▶ [Your instructions]:
Each record is to be transcribed exactly.

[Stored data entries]
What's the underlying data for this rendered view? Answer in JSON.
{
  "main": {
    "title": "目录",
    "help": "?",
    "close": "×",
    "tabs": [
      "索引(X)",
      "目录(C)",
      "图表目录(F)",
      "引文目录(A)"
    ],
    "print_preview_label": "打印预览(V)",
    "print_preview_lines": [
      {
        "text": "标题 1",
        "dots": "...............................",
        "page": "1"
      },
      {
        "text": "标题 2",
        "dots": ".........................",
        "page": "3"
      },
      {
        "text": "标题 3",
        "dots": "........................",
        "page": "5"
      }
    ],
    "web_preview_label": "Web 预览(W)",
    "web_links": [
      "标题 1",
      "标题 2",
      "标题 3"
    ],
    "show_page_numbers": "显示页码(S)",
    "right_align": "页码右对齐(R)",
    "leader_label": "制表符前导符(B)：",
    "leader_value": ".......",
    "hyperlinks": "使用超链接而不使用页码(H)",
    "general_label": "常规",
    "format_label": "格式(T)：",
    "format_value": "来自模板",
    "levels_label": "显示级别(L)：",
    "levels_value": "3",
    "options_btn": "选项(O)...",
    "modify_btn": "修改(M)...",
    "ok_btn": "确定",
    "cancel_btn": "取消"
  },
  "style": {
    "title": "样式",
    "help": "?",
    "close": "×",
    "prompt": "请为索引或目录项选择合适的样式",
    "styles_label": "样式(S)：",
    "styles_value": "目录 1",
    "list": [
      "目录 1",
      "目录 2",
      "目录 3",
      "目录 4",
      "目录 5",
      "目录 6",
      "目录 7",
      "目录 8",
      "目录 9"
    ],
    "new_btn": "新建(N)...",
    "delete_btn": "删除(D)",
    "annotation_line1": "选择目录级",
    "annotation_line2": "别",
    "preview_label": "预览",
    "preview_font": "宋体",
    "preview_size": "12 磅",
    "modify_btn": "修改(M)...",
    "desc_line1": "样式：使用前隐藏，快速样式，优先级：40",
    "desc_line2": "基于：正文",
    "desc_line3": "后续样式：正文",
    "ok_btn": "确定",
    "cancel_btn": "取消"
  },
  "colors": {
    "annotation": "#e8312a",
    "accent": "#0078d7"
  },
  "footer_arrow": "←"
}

▶ [Final result]:
What's the underlying data for this rendered view? Answer in JSON.
{
  "main": {
    "title": "目录",
    "help": "?",
    "close": "×",
    "tabs": [
      "索引(X)",
      "目录(C)",
      "图表目录(F)",
      "引文目录(A)"
    ],
    "print_preview_label": "打印预览(V)",
    "print_preview_lines": [
      {
        "text": "标题 1",
        "dots": "...............................",
        "page": "1"
      },
      {
        "text": "标题 2",
        "dots": ".........................",
        "page": "3"
      },
      {
        "text": "标题 3",
        "dots": "........................",
        "page": "5"
      }
    ],
    "web_preview_label": "Web 预览(W)",
    "web_links": [
      "标题 1",
      "标题 2",
      "标题 3"
    ],
    "show_page_numbers": "显示页码(S)",
    "right_align": "页码右对齐(R)",
    "leader_label": "制表符前导符(B)：",
    "leader_value": ".......",
    "hyperlinks": "使用超链接而不使用页码(H)",
    "general_label": "常规",
    "format_label": "格式(T)：",
    "format_value": "来自模板",
    "levels_label": "显示级别(L)：",
    "levels_value": "3",
    "options_btn": "选项(O)...",
    "modify_btn": "修改(M)...",
    "ok_btn": "确定",
    "cancel_btn": "取消"
  },
  "style": {
    "title": "样式",
    "help": "?",
    "close": "×",
    "prompt": "请为索引或目录项选择合适的样式",
    "styles_label": "样式(S)：",
    "styles_value": "目录 1",
    "list": [
      "目录 1",
      "目录 2",
      "目录 3",
      "目录 4",
      "目录 5",
      "目录 6",
      "目录 7",
      "目录 8",
      "目录 9"
    ],
    "new_btn": "新建(N)...",
    "delete_btn": "删除(D)",
    "annotation_line1": "选择目录级",
    "annotation_line2": "别",
    "preview_label": "预览",
    "preview_font": "宋体",
    "preview_size": "12 磅",
    "modify_btn": "修改(M)...",
    "desc_line1": "样式：使用前隐藏，快速样式，优先级：40",
    "desc_line2": "基于：正文",
    "desc_line3": "后续样式：正文",
    "ok_btn": "确定",
    "cancel_btn": "取消"
  },
  "colors": {
    "annotation": "#e8312a",
    "accent": "#0078d7"
  },
  "footer_arrow": "←"
}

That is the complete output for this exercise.